Entries supplied -
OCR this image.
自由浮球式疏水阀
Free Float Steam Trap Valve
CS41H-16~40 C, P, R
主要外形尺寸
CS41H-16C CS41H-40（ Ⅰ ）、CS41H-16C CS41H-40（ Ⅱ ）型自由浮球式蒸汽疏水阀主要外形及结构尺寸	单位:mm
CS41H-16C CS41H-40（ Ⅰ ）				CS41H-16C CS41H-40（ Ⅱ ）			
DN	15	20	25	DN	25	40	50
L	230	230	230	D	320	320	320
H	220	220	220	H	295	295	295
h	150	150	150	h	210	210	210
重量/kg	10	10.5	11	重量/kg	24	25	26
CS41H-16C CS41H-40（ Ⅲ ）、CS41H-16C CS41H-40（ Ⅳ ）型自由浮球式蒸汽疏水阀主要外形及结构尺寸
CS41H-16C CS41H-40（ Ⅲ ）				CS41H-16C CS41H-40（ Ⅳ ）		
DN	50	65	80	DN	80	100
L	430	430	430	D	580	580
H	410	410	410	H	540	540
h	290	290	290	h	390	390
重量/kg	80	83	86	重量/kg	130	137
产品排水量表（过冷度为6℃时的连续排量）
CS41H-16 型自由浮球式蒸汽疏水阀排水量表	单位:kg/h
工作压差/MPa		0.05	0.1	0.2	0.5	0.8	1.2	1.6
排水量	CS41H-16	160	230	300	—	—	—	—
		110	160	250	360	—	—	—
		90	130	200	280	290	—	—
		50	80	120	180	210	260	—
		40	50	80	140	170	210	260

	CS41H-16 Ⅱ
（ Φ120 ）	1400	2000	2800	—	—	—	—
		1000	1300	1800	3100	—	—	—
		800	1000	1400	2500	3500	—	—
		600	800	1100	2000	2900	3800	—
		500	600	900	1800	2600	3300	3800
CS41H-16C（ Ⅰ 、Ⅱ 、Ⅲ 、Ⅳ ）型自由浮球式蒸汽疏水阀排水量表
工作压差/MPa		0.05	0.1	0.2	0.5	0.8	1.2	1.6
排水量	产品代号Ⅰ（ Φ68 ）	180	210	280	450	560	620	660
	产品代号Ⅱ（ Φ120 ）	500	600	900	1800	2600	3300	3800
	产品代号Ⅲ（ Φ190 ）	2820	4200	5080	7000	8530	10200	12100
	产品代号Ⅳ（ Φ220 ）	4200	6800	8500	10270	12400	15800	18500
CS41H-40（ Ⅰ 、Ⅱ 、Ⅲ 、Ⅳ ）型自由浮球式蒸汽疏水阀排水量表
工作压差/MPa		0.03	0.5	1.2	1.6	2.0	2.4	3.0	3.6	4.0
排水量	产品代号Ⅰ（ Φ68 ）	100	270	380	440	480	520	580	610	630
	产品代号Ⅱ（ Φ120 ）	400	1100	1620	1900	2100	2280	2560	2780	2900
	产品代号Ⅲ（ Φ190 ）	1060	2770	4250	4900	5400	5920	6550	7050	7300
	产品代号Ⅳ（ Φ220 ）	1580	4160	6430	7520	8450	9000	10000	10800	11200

Required task - Print all of the data exactly as it was given.

Answer -
OCR this image.
自由浮球式疏水阀
Free Float Steam Trap Valve
CS41H-16~40 C, P, R
主要外形尺寸
CS41H-16C CS41H-40（ Ⅰ ）、CS41H-16C CS41H-40（ Ⅱ ）型自由浮球式蒸汽疏水阀主要外形及结构尺寸	单位:mm
CS41H-16C CS41H-40（ Ⅰ ）				CS41H-16C CS41H-40（ Ⅱ ）			
DN	15	20	25	DN	25	40	50
L	230	230	230	D	320	320	320
H	220	220	220	H	295	295	295
h	150	150	150	h	210	210	210
重量/kg	10	10.5	11	重量/kg	24	25	26
CS41H-16C CS41H-40（ Ⅲ ）、CS41H-16C CS41H-40（ Ⅳ ）型自由浮球式蒸汽疏水阀主要外形及结构尺寸
CS41H-16C CS41H-40（ Ⅲ ）				CS41H-16C CS41H-40（ Ⅳ ）		
DN	50	65	80	DN	80	100
L	430	430	430	D	580	580
H	410	410	410	H	540	540
h	290	290	290	h	390	390
重量/kg	80	83	86	重量/kg	130	137
产品排水量表（过冷度为6℃时的连续排量）
CS41H-16 型自由浮球式蒸汽疏水阀排水量表	单位:kg/h
工作压差/MPa		0.05	0.1	0.2	0.5	0.8	1.2	1.6
排水量	CS41H-16	160	230	300	—	—	—	—
		110	160	250	360	—	—	—
		90	130	200	280	290	—	—
		50	80	120	180	210	260	—
		40	50	80	140	170	210	260

	CS41H-16 Ⅱ
（ Φ120 ）	1400	2000	2800	—	—	—	—
		1000	1300	1800	3100	—	—	—
		800	1000	1400	2500	3500	—	—
		600	800	1100	2000	2900	3800	—
		500	600	900	1800	2600	3300	3800
CS41H-16C（ Ⅰ 、Ⅱ 、Ⅲ 、Ⅳ ）型自由浮球式蒸汽疏水阀排水量表
工作压差/MPa		0.05	0.1	0.2	0.5	0.8	1.2	1.6
排水量	产品代号Ⅰ（ Φ68 ）	180	210	280	450	560	620	660
	产品代号Ⅱ（ Φ120 ）	500	600	900	1800	2600	3300	3800
	产品代号Ⅲ（ Φ190 ）	2820	4200	5080	7000	8530	10200	12100
	产品代号Ⅳ（ Φ220 ）	4200	6800	8500	10270	12400	15800	18500
CS41H-40（ Ⅰ 、Ⅱ 、Ⅲ 、Ⅳ ）型自由浮球式蒸汽疏水阀排水量表
工作压差/MPa		0.03	0.5	1.2	1.6	2.0	2.4	3.0	3.6	4.0
排水量	产品代号Ⅰ（ Φ68 ）	100	270	380	440	480	520	580	610	630
	产品代号Ⅱ（ Φ120 ）	400	1100	1620	1900	2100	2280	2560	2780	2900
	产品代号Ⅲ（ Φ190 ）	1060	2770	4250	4900	5400	5920	6550	7050	7300
	产品代号Ⅳ（ Φ220 ）	1580	4160	6430	7520	8450	9000	10000	10800	11200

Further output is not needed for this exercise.